TASK: Produce a verbatim copy of the records, and keep the images out of it.

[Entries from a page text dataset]
# # # # #
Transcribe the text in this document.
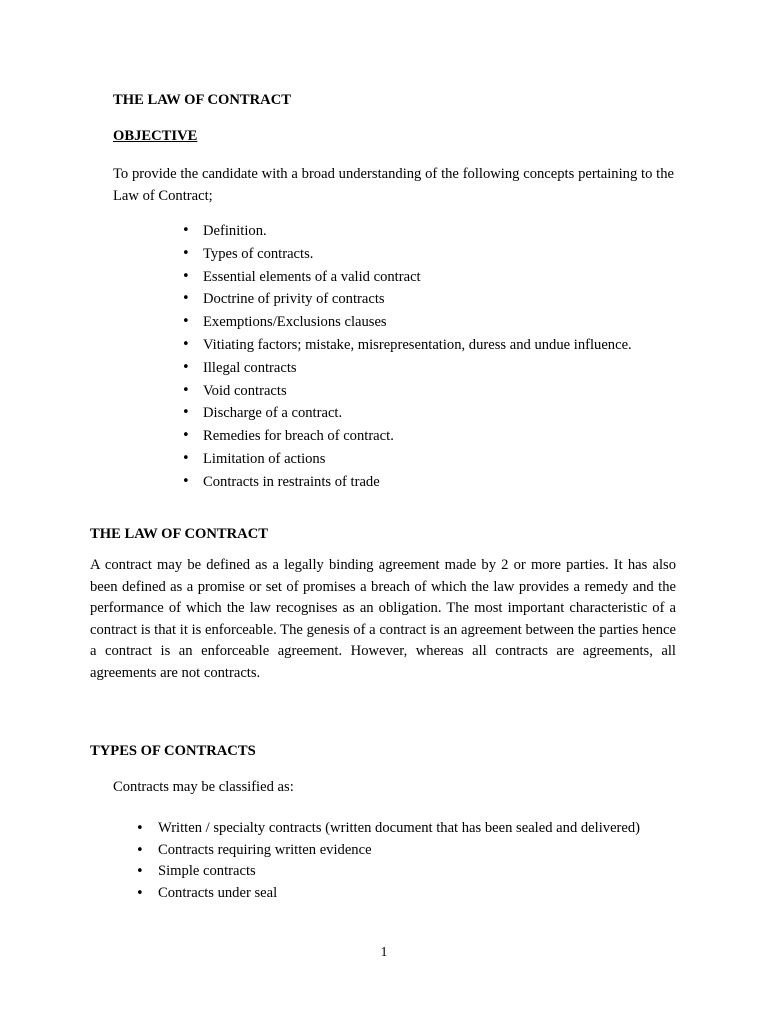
THE LAW OF CONTRACT

OBJECTIVE

To provide the candidate with a broad understanding of the following concepts pertaining to the Law of Contract;

• Definition.
• Types of contracts.
• Essential elements of a valid contract
• Doctrine of privity of contracts
• Exemptions/Exclusions clauses
• Vitiating factors; mistake, misrepresentation, duress and undue influence.
• Illegal contracts
• Void contracts
• Discharge of a contract.
• Remedies for breach of contract.
• Limitation of actions
• Contracts in restraints of trade

THE LAW OF CONTRACT

A contract may be defined as a legally binding agreement made by 2 or more parties. It has also been defined as a promise or set of promises a breach of which the law provides a remedy and the performance of which the law recognises as an obligation. The most important characteristic of a contract is that it is enforceable. The genesis of a contract is an agreement between the parties hence a contract is an enforceable agreement. However, whereas all contracts are agreements, all agreements are not contracts.

TYPES OF CONTRACTS

Contracts may be classified as:

• Written / specialty contracts (written document that has been sealed and delivered)
• Contracts requiring written evidence
• Simple contracts
• Contracts under seal

1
# # # # #
RESULT FOR THIS EXERCISE:
Transcribe the text in this document.
THE LAW OF CONTRACT

OBJECTIVE

To provide the candidate with a broad understanding of the following concepts pertaining to the Law of Contract;

• Definition.
• Types of contracts.
• Essential elements of a valid contract
• Doctrine of privity of contracts
• Exemptions/Exclusions clauses
• Vitiating factors; mistake, misrepresentation, duress and undue influence.
• Illegal contracts
• Void contracts
• Discharge of a contract.
• Remedies for breach of contract.
• Limitation of actions
• Contracts in restraints of trade

THE LAW OF CONTRACT

A contract may be defined as a legally binding agreement made by 2 or more parties. It has also been defined as a promise or set of promises a breach of which the law provides a remedy and the performance of which the law recognises as an obligation. The most important characteristic of a contract is that it is enforceable. The genesis of a contract is an agreement between the parties hence a contract is an enforceable agreement. However, whereas all contracts are agreements, all agreements are not contracts.

TYPES OF CONTRACTS

Contracts may be classified as:

• Written / specialty contracts (written document that has been sealed and delivered)
• Contracts requiring written evidence
• Simple contracts
• Contracts under seal

1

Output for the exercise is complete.